> _Task to complete_:
In the listing below, identify each line with the word "name" and return those lines.

> _Supplied records_:
....
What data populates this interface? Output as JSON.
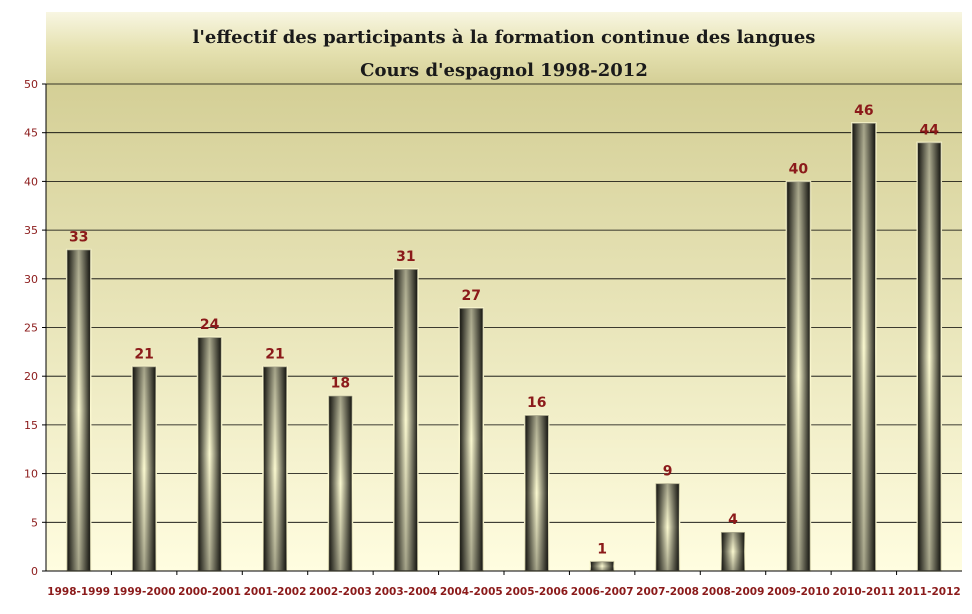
{
  "chart_data": {
    "type": "bar",
    "title": "l'effectif des participants à la formation continue des langues",
    "subtitle": "Cours d'espagnol 1998-2012",
    "xlabel": "",
    "ylabel": "",
    "ylim": [
      0,
      50
    ],
    "yticks": [
      0,
      5,
      10,
      15,
      20,
      25,
      30,
      35,
      40,
      45,
      50
    ],
    "grid": true,
    "legend": "none",
    "categories": [
      "1998-1999",
      "1999-2000",
      "2000-2001",
      "2001-2002",
      "2002-2003",
      "2003-2004",
      "2004-2005",
      "2005-2006",
      "2006-2007",
      "2007-2008",
      "2008-2009",
      "2009-2010",
      "2010-2011",
      "2011-2012"
    ],
    "values": [
      33,
      21,
      24,
      21,
      18,
      31,
      27,
      16,
      1,
      9,
      4,
      40,
      46,
      44
    ],
    "colors": {
      "plot_bg_top": "#d4cf96",
      "plot_bg_bottom": "#fffde0",
      "bar_dark": "#151510",
      "bar_light": "#fdfbd2",
      "label": "#8b1a1a",
      "grid": "#000000"
    }
  }
}
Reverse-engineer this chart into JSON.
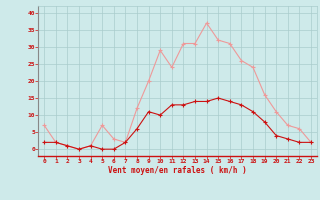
{
  "hours": [
    0,
    1,
    2,
    3,
    4,
    5,
    6,
    7,
    8,
    9,
    10,
    11,
    12,
    13,
    14,
    15,
    16,
    17,
    18,
    19,
    20,
    21,
    22,
    23
  ],
  "wind_avg": [
    2,
    2,
    1,
    0,
    1,
    0,
    0,
    2,
    6,
    11,
    10,
    13,
    13,
    14,
    14,
    15,
    14,
    13,
    11,
    8,
    4,
    3,
    2,
    2
  ],
  "wind_gust": [
    7,
    2,
    1,
    0,
    1,
    7,
    3,
    2,
    12,
    20,
    29,
    24,
    31,
    31,
    37,
    32,
    31,
    26,
    24,
    16,
    11,
    7,
    6,
    2
  ],
  "xlabel": "Vent moyen/en rafales ( km/h )",
  "ylim": [
    -2,
    42
  ],
  "yticks": [
    0,
    5,
    10,
    15,
    20,
    25,
    30,
    35,
    40
  ],
  "bg_color": "#ceeaea",
  "grid_color": "#aacccc",
  "line_avg_color": "#cc1111",
  "line_gust_color": "#ee9999",
  "spine_color": "#888888",
  "text_color": "#cc1111"
}
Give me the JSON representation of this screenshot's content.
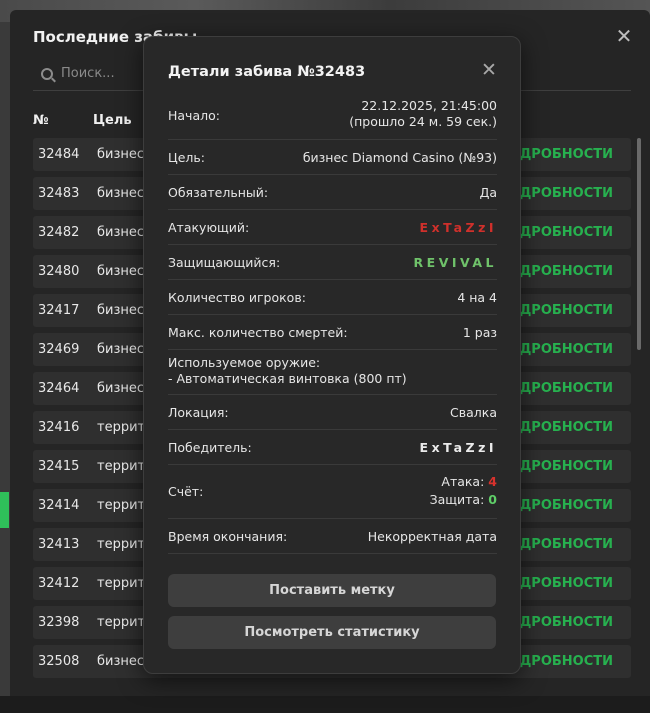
{
  "back": {
    "title": "Последние забивы",
    "close_glyph": "✕",
    "search_placeholder": "Поиск...",
    "col_id": "№",
    "col_goal": "Цель",
    "more_label": "ПОДРОБНОСТИ",
    "rows": [
      {
        "id": "32484",
        "goal": "бизнес"
      },
      {
        "id": "32483",
        "goal": "бизнес"
      },
      {
        "id": "32482",
        "goal": "бизнес"
      },
      {
        "id": "32480",
        "goal": "бизнес"
      },
      {
        "id": "32417",
        "goal": "бизнес"
      },
      {
        "id": "32469",
        "goal": "бизнес"
      },
      {
        "id": "32464",
        "goal": "бизнес"
      },
      {
        "id": "32416",
        "goal": "террит"
      },
      {
        "id": "32415",
        "goal": "террит"
      },
      {
        "id": "32414",
        "goal": "террит"
      },
      {
        "id": "32413",
        "goal": "террит"
      },
      {
        "id": "32412",
        "goal": "террит"
      },
      {
        "id": "32398",
        "goal": "террит"
      },
      {
        "id": "32508",
        "goal": "бизнес"
      }
    ]
  },
  "modal": {
    "title": "Детали забива №32483",
    "close_glyph": "✕",
    "start_label": "Начало:",
    "start_date": "22.12.2025, 21:45:00",
    "start_ago": "(прошло 24 м. 59 сек.)",
    "goal_label": "Цель:",
    "goal_value": "бизнес Diamond Casino (№93)",
    "mandatory_label": "Обязательный:",
    "mandatory_value": "Да",
    "attacker_label": "Атакующий:",
    "attacker_value": "ExTaZzI",
    "defender_label": "Защищающийся:",
    "defender_value": "REVIVAL",
    "players_label": "Количество игроков:",
    "players_value": "4 на 4",
    "deaths_label": "Макс. количество смертей:",
    "deaths_value": "1 раз",
    "weapon_label": "Используемое оружие:",
    "weapon_value": "- Автоматическая винтовка (800 пт)",
    "location_label": "Локация:",
    "location_value": "Свалка",
    "winner_label": "Победитель:",
    "winner_value": "ExTaZzI",
    "score_label": "Счёт:",
    "score_attack_label": "Атака:",
    "score_attack_value": "4",
    "score_defense_label": "Защита:",
    "score_defense_value": "0",
    "end_label": "Время окончания:",
    "end_value": "Некорректная дата",
    "btn_mark": "Поставить метку",
    "btn_stats": "Посмотреть статистику"
  },
  "colors": {
    "accent_green": "#27b14f",
    "attack_red": "#d0302b",
    "defense_green": "#6fc26a"
  }
}
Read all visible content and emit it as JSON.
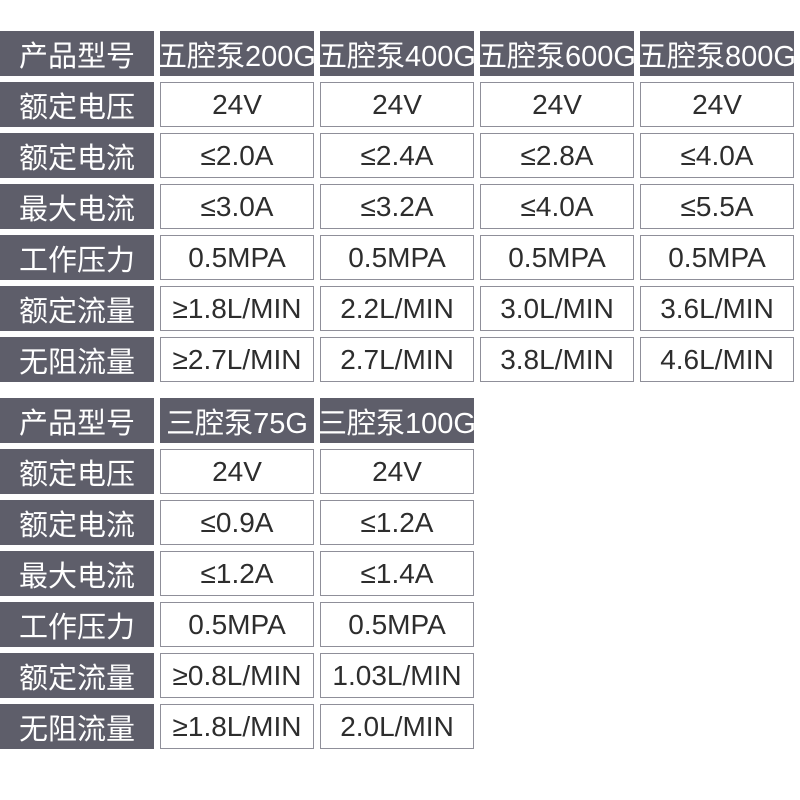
{
  "colors": {
    "header_bg": "#5e5e6a",
    "header_text": "#ffffff",
    "cell_border": "#8f8f99",
    "cell_text": "#2d2d2d",
    "page_bg": "#ffffff"
  },
  "tables": [
    {
      "name": "five-chamber-pump-specs",
      "header": [
        "产品型号",
        "五腔泵200G",
        "五腔泵400G",
        "五腔泵600G",
        "五腔泵800G"
      ],
      "rows": [
        {
          "label": "额定电压",
          "values": [
            "24V",
            "24V",
            "24V",
            "24V"
          ]
        },
        {
          "label": "额定电流",
          "values": [
            "≤2.0A",
            "≤2.4A",
            "≤2.8A",
            "≤4.0A"
          ]
        },
        {
          "label": "最大电流",
          "values": [
            "≤3.0A",
            "≤3.2A",
            "≤4.0A",
            "≤5.5A"
          ]
        },
        {
          "label": "工作压力",
          "values": [
            "0.5MPA",
            "0.5MPA",
            "0.5MPA",
            "0.5MPA"
          ]
        },
        {
          "label": "额定流量",
          "values": [
            "≥1.8L/MIN",
            "2.2L/MIN",
            "3.0L/MIN",
            "3.6L/MIN"
          ]
        },
        {
          "label": "无阻流量",
          "values": [
            "≥2.7L/MIN",
            "2.7L/MIN",
            "3.8L/MIN",
            "4.6L/MIN"
          ]
        }
      ]
    },
    {
      "name": "three-chamber-pump-specs",
      "header": [
        "产品型号",
        "三腔泵75G",
        "三腔泵100G"
      ],
      "rows": [
        {
          "label": "额定电压",
          "values": [
            "24V",
            "24V"
          ]
        },
        {
          "label": "额定电流",
          "values": [
            "≤0.9A",
            "≤1.2A"
          ]
        },
        {
          "label": "最大电流",
          "values": [
            "≤1.2A",
            "≤1.4A"
          ]
        },
        {
          "label": "工作压力",
          "values": [
            "0.5MPA",
            "0.5MPA"
          ]
        },
        {
          "label": "额定流量",
          "values": [
            "≥0.8L/MIN",
            "1.03L/MIN"
          ]
        },
        {
          "label": "无阻流量",
          "values": [
            "≥1.8L/MIN",
            "2.0L/MIN"
          ]
        }
      ]
    }
  ]
}
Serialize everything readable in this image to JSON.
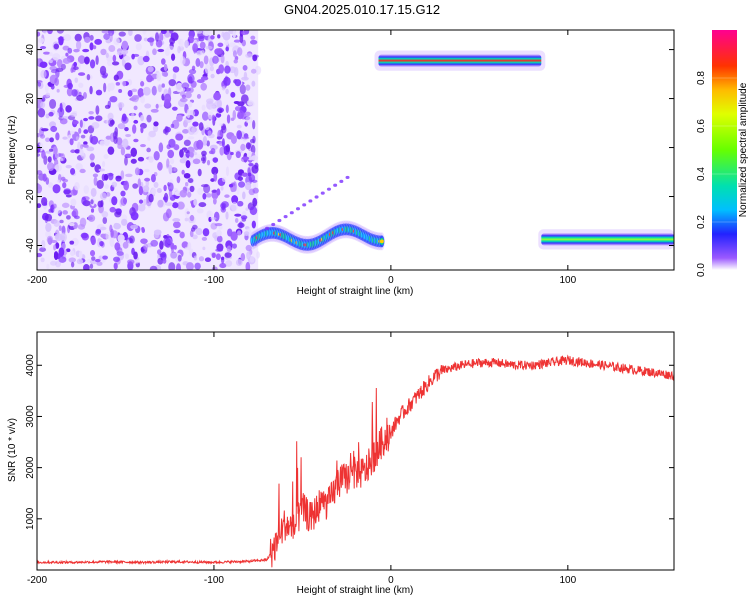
{
  "title": "GN04.2025.010.17.15.G12",
  "chart_data": [
    {
      "type": "heatmap",
      "xlabel": "Height of straight line (km)",
      "ylabel": "Frequency (Hz)",
      "xlim": [
        -200,
        160
      ],
      "ylim": [
        -50,
        48
      ],
      "x_ticks": [
        -200,
        -100,
        0,
        100
      ],
      "y_ticks": [
        -40,
        -20,
        0,
        20,
        40
      ],
      "x_tick_labels": [
        "-200",
        "-100",
        "0",
        "100"
      ],
      "y_tick_labels": [
        "-40",
        "-20",
        "0",
        "20",
        "40"
      ],
      "colorbar": {
        "label": "Normalized spectral amplitude",
        "range": [
          0,
          1
        ],
        "ticks": [
          0,
          0.2,
          0.4,
          0.6,
          0.8
        ],
        "tick_labels": [
          "0.0",
          "0.2",
          "0.4",
          "0.6",
          "0.8"
        ],
        "colormap": "rainbow"
      },
      "regions": [
        {
          "x": [
            -200,
            -75
          ],
          "y": [
            -50,
            48
          ],
          "amplitude": 0.1,
          "pattern": "scattered noise"
        },
        {
          "x": [
            -78,
            -5
          ],
          "y": [
            -42,
            -33
          ],
          "amplitude": 0.6,
          "pattern": "wavy band"
        },
        {
          "x": [
            -7,
            85
          ],
          "y": [
            33,
            38
          ],
          "amplitude": 0.95,
          "pattern": "horizontal band"
        },
        {
          "x": [
            85,
            160
          ],
          "y": [
            -40,
            -35
          ],
          "amplitude": 0.75,
          "pattern": "horizontal band"
        }
      ]
    },
    {
      "type": "line",
      "xlabel": "Height of straight line (km)",
      "ylabel": "SNR (10 * v/v)",
      "xlim": [
        -200,
        160
      ],
      "ylim": [
        0,
        4650
      ],
      "x_ticks": [
        -200,
        -100,
        0,
        100
      ],
      "y_ticks": [
        1000,
        2000,
        3000,
        4000
      ],
      "x_tick_labels": [
        "-200",
        "-100",
        "0",
        "100"
      ],
      "y_tick_labels": [
        "1000",
        "2000",
        "3000",
        "4000"
      ],
      "series": [
        {
          "color": "#ee3333",
          "points": [
            [
              -200,
              150
            ],
            [
              -180,
              150
            ],
            [
              -160,
              160
            ],
            [
              -140,
              150
            ],
            [
              -120,
              160
            ],
            [
              -100,
              150
            ],
            [
              -80,
              170
            ],
            [
              -70,
              200
            ],
            [
              -65,
              500
            ],
            [
              -60,
              900
            ],
            [
              -55,
              800
            ],
            [
              -50,
              1200
            ],
            [
              -45,
              1000
            ],
            [
              -40,
              1300
            ],
            [
              -35,
              1300
            ],
            [
              -30,
              1700
            ],
            [
              -25,
              1800
            ],
            [
              -20,
              1900
            ],
            [
              -15,
              1900
            ],
            [
              -10,
              2200
            ],
            [
              -5,
              2500
            ],
            [
              0,
              2700
            ],
            [
              5,
              3000
            ],
            [
              10,
              3200
            ],
            [
              15,
              3400
            ],
            [
              20,
              3600
            ],
            [
              25,
              3800
            ],
            [
              30,
              3900
            ],
            [
              40,
              4000
            ],
            [
              50,
              4050
            ],
            [
              60,
              4050
            ],
            [
              70,
              4000
            ],
            [
              80,
              4000
            ],
            [
              90,
              4050
            ],
            [
              100,
              4100
            ],
            [
              110,
              4050
            ],
            [
              120,
              4000
            ],
            [
              130,
              3950
            ],
            [
              140,
              3900
            ],
            [
              150,
              3850
            ],
            [
              160,
              3800
            ]
          ]
        }
      ]
    }
  ]
}
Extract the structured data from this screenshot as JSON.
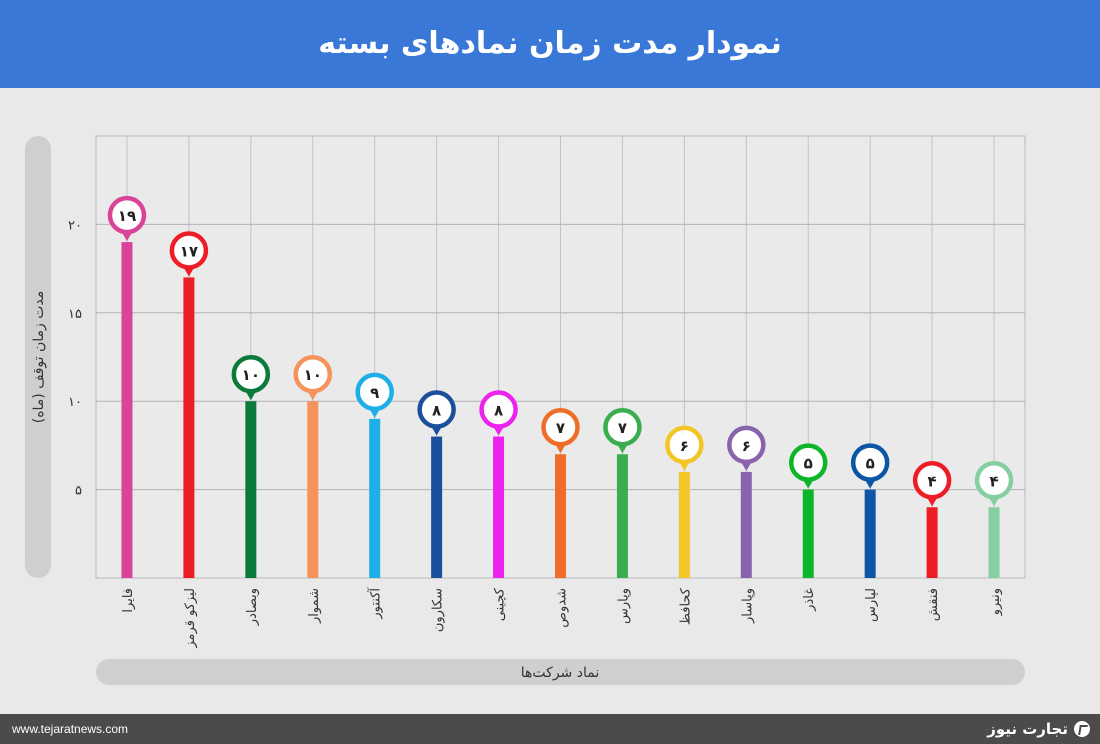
{
  "header": {
    "title": "نمودار مدت زمان نمادهای بسته"
  },
  "footer": {
    "url": "www.tejaratnews.com",
    "brand": "تجارت نیوز",
    "brand_icon": "tejaratnews-logo-icon"
  },
  "chart_data": {
    "type": "bar",
    "title": "نمودار مدت زمان نمادهای بسته",
    "xlabel": "نماد شرکت‌ها",
    "ylabel": "مدت زمان توقف (ماه)",
    "ylim": [
      0,
      25
    ],
    "yticks": [
      5,
      10,
      15,
      20
    ],
    "ytick_labels": [
      "۵",
      "۱۰",
      "۱۵",
      "۲۰"
    ],
    "grid": true,
    "categories": [
      "فایرا",
      "لیزکو قرمز",
      "وبصادر",
      "شموار",
      "آکنتور",
      "سکارون",
      "کچینی",
      "شدوص",
      "وپارس",
      "کحافظ",
      "وپاسار",
      "غاذر",
      "لپارس",
      "فنقش",
      "ونیرو"
    ],
    "values": [
      19,
      17,
      10,
      10,
      9,
      8,
      8,
      7,
      7,
      6,
      6,
      5,
      5,
      4,
      4
    ],
    "value_labels": [
      "۱۹",
      "۱۷",
      "۱۰",
      "۱۰",
      "۹",
      "۸",
      "۸",
      "۷",
      "۷",
      "۶",
      "۶",
      "۵",
      "۵",
      "۴",
      "۴"
    ],
    "colors": [
      "#d9449a",
      "#ee1c25",
      "#0b7a3b",
      "#f5935a",
      "#1eaee8",
      "#1b4f9c",
      "#ee22ee",
      "#ef6d28",
      "#3aae4e",
      "#f3c628",
      "#8a63ad",
      "#0db52b",
      "#0b57a5",
      "#ee1c25",
      "#86cfa0"
    ]
  }
}
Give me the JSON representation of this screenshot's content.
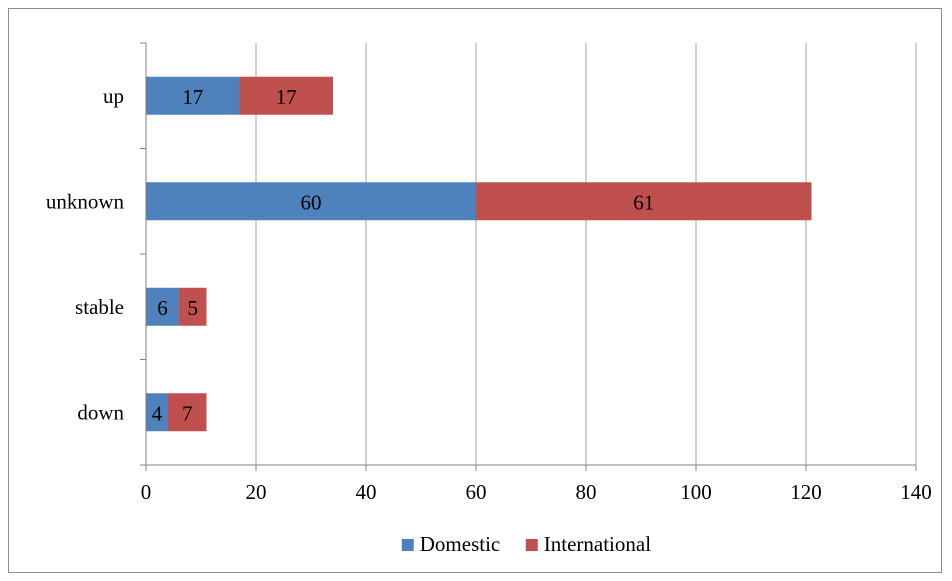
{
  "chart_data": {
    "type": "bar",
    "orientation": "horizontal",
    "stacked": true,
    "categories": [
      "up",
      "unknown",
      "stable",
      "down"
    ],
    "series": [
      {
        "name": "Domestic",
        "values": [
          17,
          60,
          6,
          4
        ],
        "color": "#4f81bd"
      },
      {
        "name": "International",
        "values": [
          17,
          61,
          5,
          7
        ],
        "color": "#c0504d"
      }
    ],
    "xlim": [
      0,
      140
    ],
    "xticks": [
      0,
      20,
      40,
      60,
      80,
      100,
      120,
      140
    ],
    "grid": "vertical",
    "legend": "bottom",
    "data_labels": true
  }
}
....
> _The solution_:
      "name": "five-chamber-pump-specs",
      "name": "three-chamber-pump-specs",
        "name": "Domestic",
        "name": "International",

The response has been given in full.